## What is required
Transcribe the records below exactly as they appear.

Extracted records
--*--

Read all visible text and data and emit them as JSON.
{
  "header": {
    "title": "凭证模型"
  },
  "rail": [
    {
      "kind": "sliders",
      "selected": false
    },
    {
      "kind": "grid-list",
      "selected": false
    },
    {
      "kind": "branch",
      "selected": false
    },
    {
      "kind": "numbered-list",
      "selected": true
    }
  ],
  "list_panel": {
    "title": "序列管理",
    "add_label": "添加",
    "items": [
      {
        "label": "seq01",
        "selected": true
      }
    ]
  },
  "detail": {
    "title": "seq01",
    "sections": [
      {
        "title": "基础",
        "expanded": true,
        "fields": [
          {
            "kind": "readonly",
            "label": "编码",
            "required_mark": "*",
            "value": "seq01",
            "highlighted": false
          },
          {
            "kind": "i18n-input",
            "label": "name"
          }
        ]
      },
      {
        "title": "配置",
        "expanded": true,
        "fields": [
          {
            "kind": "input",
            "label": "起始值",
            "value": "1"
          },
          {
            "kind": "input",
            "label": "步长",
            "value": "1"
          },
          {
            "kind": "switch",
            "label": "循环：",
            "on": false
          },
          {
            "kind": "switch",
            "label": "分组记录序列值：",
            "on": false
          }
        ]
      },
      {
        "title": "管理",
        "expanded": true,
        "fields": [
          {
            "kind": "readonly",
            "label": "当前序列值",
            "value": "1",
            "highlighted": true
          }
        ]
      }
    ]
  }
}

--*--

## The completed task
Read all visible text and data and emit them as JSON.
{
  "header": {
    "title": "凭证模型"
  },
  "rail": [
    {
      "kind": "sliders",
      "selected": false
    },
    {
      "kind": "grid-list",
      "selected": false
    },
    {
      "kind": "branch",
      "selected": false
    },
    {
      "kind": "numbered-list",
      "selected": true
    }
  ],
  "list_panel": {
    "title": "序列管理",
    "add_label": "添加",
    "items": [
      {
        "label": "seq01",
        "selected": true
      }
    ]
  },
  "detail": {
    "title": "seq01",
    "sections": [
      {
        "title": "基础",
        "expanded": true,
        "fields": [
          {
            "kind": "readonly",
            "label": "编码",
            "required_mark": "*",
            "value": "seq01",
            "highlighted": false
          },
          {
            "kind": "i18n-input",
            "label": "name"
          }
        ]
      },
      {
        "title": "配置",
        "expanded": true,
        "fields": [
          {
            "kind": "input",
            "label": "起始值",
            "value": "1"
          },
          {
            "kind": "input",
            "label": "步长",
            "value": "1"
          },
          {
            "kind": "switch",
            "label": "循环：",
            "on": false
          },
          {
            "kind": "switch",
            "label": "分组记录序列值：",
            "on": false
          }
        ]
      },
      {
        "title": "管理",
        "expanded": true,
        "fields": [
          {
            "kind": "readonly",
            "label": "当前序列值",
            "value": "1",
            "highlighted": true
          }
        ]
      }
    ]
  }
}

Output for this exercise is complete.